[Problem details]: In the entries below, find every line holding the string "месяцев" and collect it.

# # #

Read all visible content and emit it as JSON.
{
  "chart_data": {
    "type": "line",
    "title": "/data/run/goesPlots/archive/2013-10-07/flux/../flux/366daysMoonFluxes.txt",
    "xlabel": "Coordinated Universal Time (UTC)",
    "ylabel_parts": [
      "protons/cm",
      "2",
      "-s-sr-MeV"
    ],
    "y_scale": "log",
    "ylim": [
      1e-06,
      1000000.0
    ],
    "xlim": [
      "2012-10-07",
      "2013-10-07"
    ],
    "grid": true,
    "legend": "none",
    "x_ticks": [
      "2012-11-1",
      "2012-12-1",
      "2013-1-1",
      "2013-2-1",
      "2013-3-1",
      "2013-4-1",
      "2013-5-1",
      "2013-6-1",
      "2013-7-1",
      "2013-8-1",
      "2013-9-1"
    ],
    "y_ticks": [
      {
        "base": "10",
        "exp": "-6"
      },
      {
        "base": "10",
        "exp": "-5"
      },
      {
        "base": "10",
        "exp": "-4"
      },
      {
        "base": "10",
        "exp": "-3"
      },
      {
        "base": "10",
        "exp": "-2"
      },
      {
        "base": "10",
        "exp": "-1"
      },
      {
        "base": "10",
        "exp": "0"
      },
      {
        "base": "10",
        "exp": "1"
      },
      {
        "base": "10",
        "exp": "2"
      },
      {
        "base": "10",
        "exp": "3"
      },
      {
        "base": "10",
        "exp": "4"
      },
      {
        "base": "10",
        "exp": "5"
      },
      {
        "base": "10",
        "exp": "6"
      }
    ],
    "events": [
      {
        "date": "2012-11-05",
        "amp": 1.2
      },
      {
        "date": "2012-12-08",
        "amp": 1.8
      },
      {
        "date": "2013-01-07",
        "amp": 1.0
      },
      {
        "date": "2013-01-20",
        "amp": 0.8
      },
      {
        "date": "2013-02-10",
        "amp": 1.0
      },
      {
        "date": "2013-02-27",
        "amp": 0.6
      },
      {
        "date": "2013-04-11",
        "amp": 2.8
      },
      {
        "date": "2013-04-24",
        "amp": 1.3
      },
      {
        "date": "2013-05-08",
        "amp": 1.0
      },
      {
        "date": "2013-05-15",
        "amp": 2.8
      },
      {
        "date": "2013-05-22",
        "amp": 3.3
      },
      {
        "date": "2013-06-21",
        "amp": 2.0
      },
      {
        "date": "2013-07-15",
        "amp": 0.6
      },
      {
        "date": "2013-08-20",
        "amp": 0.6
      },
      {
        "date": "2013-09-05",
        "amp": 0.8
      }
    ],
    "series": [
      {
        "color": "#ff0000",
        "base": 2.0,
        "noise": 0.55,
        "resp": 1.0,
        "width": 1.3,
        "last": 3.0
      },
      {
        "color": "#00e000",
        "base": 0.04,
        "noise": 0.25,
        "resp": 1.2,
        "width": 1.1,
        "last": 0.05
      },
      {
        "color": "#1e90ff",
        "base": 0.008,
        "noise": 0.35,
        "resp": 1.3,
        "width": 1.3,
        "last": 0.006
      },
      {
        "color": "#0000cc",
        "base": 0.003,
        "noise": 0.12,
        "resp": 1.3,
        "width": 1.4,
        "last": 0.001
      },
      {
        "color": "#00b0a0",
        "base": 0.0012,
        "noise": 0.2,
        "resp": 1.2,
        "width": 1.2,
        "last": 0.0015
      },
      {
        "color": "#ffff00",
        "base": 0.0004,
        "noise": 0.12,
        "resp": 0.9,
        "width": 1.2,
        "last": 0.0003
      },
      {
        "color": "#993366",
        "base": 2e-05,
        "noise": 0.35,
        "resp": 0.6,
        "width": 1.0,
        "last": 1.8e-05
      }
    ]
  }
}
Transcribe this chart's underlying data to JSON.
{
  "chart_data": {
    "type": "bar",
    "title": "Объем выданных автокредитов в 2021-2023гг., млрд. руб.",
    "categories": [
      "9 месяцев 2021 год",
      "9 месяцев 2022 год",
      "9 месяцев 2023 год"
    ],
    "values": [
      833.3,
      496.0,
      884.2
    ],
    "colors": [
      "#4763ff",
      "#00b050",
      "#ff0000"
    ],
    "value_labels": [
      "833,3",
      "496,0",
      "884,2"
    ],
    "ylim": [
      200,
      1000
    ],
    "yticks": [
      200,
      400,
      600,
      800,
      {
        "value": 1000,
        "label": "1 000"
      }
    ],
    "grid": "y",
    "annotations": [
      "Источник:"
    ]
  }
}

# # #

[Task result]:
      "9 месяцев 2021 год",
      "9 месяцев 2022 год",
      "9 месяцев 2023 год"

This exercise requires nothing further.